In the backdrop of China-US and EU-China trade tensions, Malaysian Institute of Economic Research head of research Shankaran Nambiar said the geopolitical tensions presented greater-than-normal opportunity for countries like Malaysia as investors and companies seek alternatives to China.

“The ‘anything but China’ policy will encourage countries with investments in China to relocate to Malaysia. Even Chinese companies will want to be based in Malaysia,” he added.

Despite recognising the possibility for Malaysia to do better, Sta Maria said the government must work hard to keep Malaysia competitive at the global stage.

She stressed on the importance of having a presence and engaging with international business communities and policymakers to foster political and economic relationships.“It is important to be seen being on the ground, to get a feel about what perceptions businesses have towards Malaysia. It is important to have those interactions,” she noted.

With Malaysia set to chair Asean next year, Sta Maria expects the prospects for trade and investment to improve.

Commenting on the positives, Nambiar pointed out Malaysia’s stable political environment and abundant supply of educated and skilled workers.

“We also offer a good investment ecosystem, strong investment facilitation and we have agencies such as Malaysian Investment Development Authority that have a long tradition of being investor-friendly. Besides, our economic fundamentals are solid,” he noted.

For example in the electronics and electrical sector, he said Malaysia enjoys a competitive edge, boasting top-notch supporting services and networks in the region.

He said such advantages position Malaysia well for leveraging opportunities in the global market.

When asked if Malaysia needs a free trade agreement (FTA) or other deals with the EU or other economies to gain a competitive edge against its rivals, Nambiar said the country has attempted to sign an FTA with the EU multiple times, but failed.

Instead of engaging in long talks of FTA with the EU, he suggested turning the focus to attracting investments from them.

“Rather than engage in long, costly negotiations with the EU, as a quick fix, we should direct our attention to attracting investments from the EU.

“At a firm-level that would give us quick results. An FTA with the EU should be on the radar,” he added.

On the impact of a potential Donald Trump’s second presidency term, Nambiar suggested it might escalate trade tensions with China, potentially redirecting investments intended for China to Malaysia.

#### [LISTED RECORDS]

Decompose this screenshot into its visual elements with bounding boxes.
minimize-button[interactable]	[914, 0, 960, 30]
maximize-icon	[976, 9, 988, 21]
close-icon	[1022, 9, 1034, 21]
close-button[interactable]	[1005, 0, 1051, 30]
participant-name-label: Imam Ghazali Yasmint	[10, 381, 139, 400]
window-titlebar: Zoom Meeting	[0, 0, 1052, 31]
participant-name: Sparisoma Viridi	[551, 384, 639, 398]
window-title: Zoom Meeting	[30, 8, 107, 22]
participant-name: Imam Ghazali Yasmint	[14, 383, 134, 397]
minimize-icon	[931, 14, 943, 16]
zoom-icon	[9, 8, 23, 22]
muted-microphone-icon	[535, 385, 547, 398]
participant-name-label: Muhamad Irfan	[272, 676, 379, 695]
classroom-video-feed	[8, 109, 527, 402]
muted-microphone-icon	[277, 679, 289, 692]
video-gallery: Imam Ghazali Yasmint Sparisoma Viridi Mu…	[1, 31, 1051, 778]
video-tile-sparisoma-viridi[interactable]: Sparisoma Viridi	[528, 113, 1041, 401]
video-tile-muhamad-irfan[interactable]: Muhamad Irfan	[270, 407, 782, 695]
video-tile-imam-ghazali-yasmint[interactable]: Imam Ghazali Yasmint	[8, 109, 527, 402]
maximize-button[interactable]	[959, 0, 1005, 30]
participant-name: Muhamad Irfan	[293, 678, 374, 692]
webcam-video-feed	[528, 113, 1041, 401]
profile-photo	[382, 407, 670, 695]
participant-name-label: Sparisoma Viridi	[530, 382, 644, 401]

#### [DIRECTIONS FOR THIS TASK]
In the excerpt on Malaysia's trade and investment prospects, what does Nambiar suggest Malaysia focus on instead of long free trade agreement talks with the EU?

#### [EXERCISE OUTPUT]
Attracting investments from the EU.